• **TO DO**:
The records that follow are to be repeated without alteration.

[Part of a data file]
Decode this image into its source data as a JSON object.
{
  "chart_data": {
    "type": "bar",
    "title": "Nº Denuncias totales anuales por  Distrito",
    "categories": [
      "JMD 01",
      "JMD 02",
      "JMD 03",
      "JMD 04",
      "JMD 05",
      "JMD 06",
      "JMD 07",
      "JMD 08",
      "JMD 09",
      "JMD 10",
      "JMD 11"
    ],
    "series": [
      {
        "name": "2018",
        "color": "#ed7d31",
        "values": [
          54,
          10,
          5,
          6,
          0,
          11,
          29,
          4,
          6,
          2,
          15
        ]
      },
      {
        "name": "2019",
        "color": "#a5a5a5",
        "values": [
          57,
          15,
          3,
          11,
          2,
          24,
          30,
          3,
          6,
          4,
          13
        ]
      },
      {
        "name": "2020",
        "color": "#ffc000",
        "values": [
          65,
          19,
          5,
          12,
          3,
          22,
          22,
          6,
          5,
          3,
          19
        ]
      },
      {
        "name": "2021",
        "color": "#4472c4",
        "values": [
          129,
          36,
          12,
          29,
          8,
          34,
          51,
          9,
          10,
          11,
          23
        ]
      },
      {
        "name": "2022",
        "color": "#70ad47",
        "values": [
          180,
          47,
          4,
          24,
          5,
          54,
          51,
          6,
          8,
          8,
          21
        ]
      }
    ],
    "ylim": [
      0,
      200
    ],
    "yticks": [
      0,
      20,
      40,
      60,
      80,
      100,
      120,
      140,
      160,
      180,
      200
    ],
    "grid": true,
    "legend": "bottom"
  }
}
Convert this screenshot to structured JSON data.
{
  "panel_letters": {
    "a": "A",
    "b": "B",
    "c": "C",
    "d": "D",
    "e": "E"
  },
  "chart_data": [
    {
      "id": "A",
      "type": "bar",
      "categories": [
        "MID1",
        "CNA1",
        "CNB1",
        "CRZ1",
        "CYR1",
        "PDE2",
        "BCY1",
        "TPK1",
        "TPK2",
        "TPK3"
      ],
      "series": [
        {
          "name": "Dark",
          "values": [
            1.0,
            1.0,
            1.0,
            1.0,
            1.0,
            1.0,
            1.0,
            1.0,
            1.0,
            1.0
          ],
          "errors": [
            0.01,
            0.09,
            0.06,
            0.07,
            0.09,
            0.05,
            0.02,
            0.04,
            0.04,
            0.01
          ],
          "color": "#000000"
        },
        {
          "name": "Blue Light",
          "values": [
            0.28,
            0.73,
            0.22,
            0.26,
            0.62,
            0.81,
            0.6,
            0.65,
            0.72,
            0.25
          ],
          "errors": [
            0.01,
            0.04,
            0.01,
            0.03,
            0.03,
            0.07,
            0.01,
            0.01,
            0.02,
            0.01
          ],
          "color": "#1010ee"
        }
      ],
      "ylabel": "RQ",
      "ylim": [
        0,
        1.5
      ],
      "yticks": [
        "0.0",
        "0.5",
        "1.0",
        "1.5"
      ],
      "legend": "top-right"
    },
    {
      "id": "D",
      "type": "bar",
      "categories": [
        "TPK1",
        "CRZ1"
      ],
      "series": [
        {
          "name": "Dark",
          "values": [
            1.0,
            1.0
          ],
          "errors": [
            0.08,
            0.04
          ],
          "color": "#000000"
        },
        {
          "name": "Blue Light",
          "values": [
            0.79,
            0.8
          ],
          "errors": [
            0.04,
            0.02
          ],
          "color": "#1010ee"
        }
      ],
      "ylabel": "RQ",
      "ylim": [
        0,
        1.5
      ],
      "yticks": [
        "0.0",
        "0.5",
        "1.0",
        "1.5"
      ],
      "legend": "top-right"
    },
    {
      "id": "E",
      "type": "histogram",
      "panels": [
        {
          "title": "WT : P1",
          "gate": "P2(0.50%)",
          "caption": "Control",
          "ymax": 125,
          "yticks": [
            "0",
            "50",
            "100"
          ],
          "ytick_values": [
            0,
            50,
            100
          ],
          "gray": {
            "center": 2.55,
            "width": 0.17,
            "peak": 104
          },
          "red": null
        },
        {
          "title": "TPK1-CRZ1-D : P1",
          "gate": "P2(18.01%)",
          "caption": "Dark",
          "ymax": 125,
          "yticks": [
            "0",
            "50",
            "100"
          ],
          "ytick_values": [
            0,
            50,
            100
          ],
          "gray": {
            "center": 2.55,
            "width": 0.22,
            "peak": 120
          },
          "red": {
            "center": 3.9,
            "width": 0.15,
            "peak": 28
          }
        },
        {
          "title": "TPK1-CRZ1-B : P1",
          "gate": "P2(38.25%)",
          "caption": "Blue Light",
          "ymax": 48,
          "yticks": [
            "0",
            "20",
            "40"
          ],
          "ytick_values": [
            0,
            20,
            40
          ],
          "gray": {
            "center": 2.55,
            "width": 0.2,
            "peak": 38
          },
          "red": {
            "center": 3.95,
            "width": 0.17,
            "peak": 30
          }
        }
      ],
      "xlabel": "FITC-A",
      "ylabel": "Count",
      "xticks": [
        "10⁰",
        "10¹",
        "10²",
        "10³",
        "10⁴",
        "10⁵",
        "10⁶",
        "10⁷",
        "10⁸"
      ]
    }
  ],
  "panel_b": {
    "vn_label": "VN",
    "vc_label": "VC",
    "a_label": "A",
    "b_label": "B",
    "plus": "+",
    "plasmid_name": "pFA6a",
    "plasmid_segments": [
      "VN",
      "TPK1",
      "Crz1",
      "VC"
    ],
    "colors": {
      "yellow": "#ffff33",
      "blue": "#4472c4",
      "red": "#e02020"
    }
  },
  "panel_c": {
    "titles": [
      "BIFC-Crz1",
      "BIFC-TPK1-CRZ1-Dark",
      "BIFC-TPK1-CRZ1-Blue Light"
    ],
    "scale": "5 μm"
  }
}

• **THE REPLY**:
Decode this image into its source data as a JSON object.
{
  "chart_data": {
    "type": "bar",
    "title": "Nº Denuncias totales anuales por  Distrito",
    "categories": [
      "JMD 01",
      "JMD 02",
      "JMD 03",
      "JMD 04",
      "JMD 05",
      "JMD 06",
      "JMD 07",
      "JMD 08",
      "JMD 09",
      "JMD 10",
      "JMD 11"
    ],
    "series": [
      {
        "name": "2018",
        "color": "#ed7d31",
        "values": [
          54,
          10,
          5,
          6,
          0,
          11,
          29,
          4,
          6,
          2,
          15
        ]
      },
      {
        "name": "2019",
        "color": "#a5a5a5",
        "values": [
          57,
          15,
          3,
          11,
          2,
          24,
          30,
          3,
          6,
          4,
          13
        ]
      },
      {
        "name": "2020",
        "color": "#ffc000",
        "values": [
          65,
          19,
          5,
          12,
          3,
          22,
          22,
          6,
          5,
          3,
          19
        ]
      },
      {
        "name": "2021",
        "color": "#4472c4",
        "values": [
          129,
          36,
          12,
          29,
          8,
          34,
          51,
          9,
          10,
          11,
          23
        ]
      },
      {
        "name": "2022",
        "color": "#70ad47",
        "values": [
          180,
          47,
          4,
          24,
          5,
          54,
          51,
          6,
          8,
          8,
          21
        ]
      }
    ],
    "ylim": [
      0,
      200
    ],
    "yticks": [
      0,
      20,
      40,
      60,
      80,
      100,
      120,
      140,
      160,
      180,
      200
    ],
    "grid": true,
    "legend": "bottom"
  }
}
Convert this screenshot to structured JSON data.
{
  "panel_letters": {
    "a": "A",
    "b": "B",
    "c": "C",
    "d": "D",
    "e": "E"
  },
  "chart_data": [
    {
      "id": "A",
      "type": "bar",
      "categories": [
        "MID1",
        "CNA1",
        "CNB1",
        "CRZ1",
        "CYR1",
        "PDE2",
        "BCY1",
        "TPK1",
        "TPK2",
        "TPK3"
      ],
      "series": [
        {
          "name": "Dark",
          "values": [
            1.0,
            1.0,
            1.0,
            1.0,
            1.0,
            1.0,
            1.0,
            1.0,
            1.0,
            1.0
          ],
          "errors": [
            0.01,
            0.09,
            0.06,
            0.07,
            0.09,
            0.05,
            0.02,
            0.04,
            0.04,
            0.01
          ],
          "color": "#000000"
        },
        {
          "name": "Blue Light",
          "values": [
            0.28,
            0.73,
            0.22,
            0.26,
            0.62,
            0.81,
            0.6,
            0.65,
            0.72,
            0.25
          ],
          "errors": [
            0.01,
            0.04,
            0.01,
            0.03,
            0.03,
            0.07,
            0.01,
            0.01,
            0.02,
            0.01
          ],
          "color": "#1010ee"
        }
      ],
      "ylabel": "RQ",
      "ylim": [
        0,
        1.5
      ],
      "yticks": [
        "0.0",
        "0.5",
        "1.0",
        "1.5"
      ],
      "legend": "top-right"
    },
    {
      "id": "D",
      "type": "bar",
      "categories": [
        "TPK1",
        "CRZ1"
      ],
      "series": [
        {
          "name": "Dark",
          "values": [
            1.0,
            1.0
          ],
          "errors": [
            0.08,
            0.04
          ],
          "color": "#000000"
        },
        {
          "name": "Blue Light",
          "values": [
            0.79,
            0.8
          ],
          "errors": [
            0.04,
            0.02
          ],
          "color": "#1010ee"
        }
      ],
      "ylabel": "RQ",
      "ylim": [
        0,
        1.5
      ],
      "yticks": [
        "0.0",
        "0.5",
        "1.0",
        "1.5"
      ],
      "legend": "top-right"
    },
    {
      "id": "E",
      "type": "histogram",
      "panels": [
        {
          "title": "WT : P1",
          "gate": "P2(0.50%)",
          "caption": "Control",
          "ymax": 125,
          "yticks": [
            "0",
            "50",
            "100"
          ],
          "ytick_values": [
            0,
            50,
            100
          ],
          "gray": {
            "center": 2.55,
            "width": 0.17,
            "peak": 104
          },
          "red": null
        },
        {
          "title": "TPK1-CRZ1-D : P1",
          "gate": "P2(18.01%)",
          "caption": "Dark",
          "ymax": 125,
          "yticks": [
            "0",
            "50",
            "100"
          ],
          "ytick_values": [
            0,
            50,
            100
          ],
          "gray": {
            "center": 2.55,
            "width": 0.22,
            "peak": 120
          },
          "red": {
            "center": 3.9,
            "width": 0.15,
            "peak": 28
          }
        },
        {
          "title": "TPK1-CRZ1-B : P1",
          "gate": "P2(38.25%)",
          "caption": "Blue Light",
          "ymax": 48,
          "yticks": [
            "0",
            "20",
            "40"
          ],
          "ytick_values": [
            0,
            20,
            40
          ],
          "gray": {
            "center": 2.55,
            "width": 0.2,
            "peak": 38
          },
          "red": {
            "center": 3.95,
            "width": 0.17,
            "peak": 30
          }
        }
      ],
      "xlabel": "FITC-A",
      "ylabel": "Count",
      "xticks": [
        "10⁰",
        "10¹",
        "10²",
        "10³",
        "10⁴",
        "10⁵",
        "10⁶",
        "10⁷",
        "10⁸"
      ]
    }
  ],
  "panel_b": {
    "vn_label": "VN",
    "vc_label": "VC",
    "a_label": "A",
    "b_label": "B",
    "plus": "+",
    "plasmid_name": "pFA6a",
    "plasmid_segments": [
      "VN",
      "TPK1",
      "Crz1",
      "VC"
    ],
    "colors": {
      "yellow": "#ffff33",
      "blue": "#4472c4",
      "red": "#e02020"
    }
  },
  "panel_c": {
    "titles": [
      "BIFC-Crz1",
      "BIFC-TPK1-CRZ1-Dark",
      "BIFC-TPK1-CRZ1-Blue Light"
    ],
    "scale": "5 μm"
  }
}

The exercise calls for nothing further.